*TASK INSTRUCTIONS*: Return the whole listing exactly as it stands.

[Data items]
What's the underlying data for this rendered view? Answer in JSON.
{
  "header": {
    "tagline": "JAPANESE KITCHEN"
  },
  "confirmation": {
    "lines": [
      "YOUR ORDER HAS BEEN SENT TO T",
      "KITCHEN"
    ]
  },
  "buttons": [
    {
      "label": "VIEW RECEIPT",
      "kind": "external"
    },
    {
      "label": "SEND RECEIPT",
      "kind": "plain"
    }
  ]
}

*RESULT*:
What's the underlying data for this rendered view? Answer in JSON.
{
  "header": {
    "tagline": "JAPANESE KITCHEN"
  },
  "confirmation": {
    "lines": [
      "YOUR ORDER HAS BEEN SENT TO T",
      "KITCHEN"
    ]
  },
  "buttons": [
    {
      "label": "VIEW RECEIPT",
      "kind": "external"
    },
    {
      "label": "SEND RECEIPT",
      "kind": "plain"
    }
  ]
}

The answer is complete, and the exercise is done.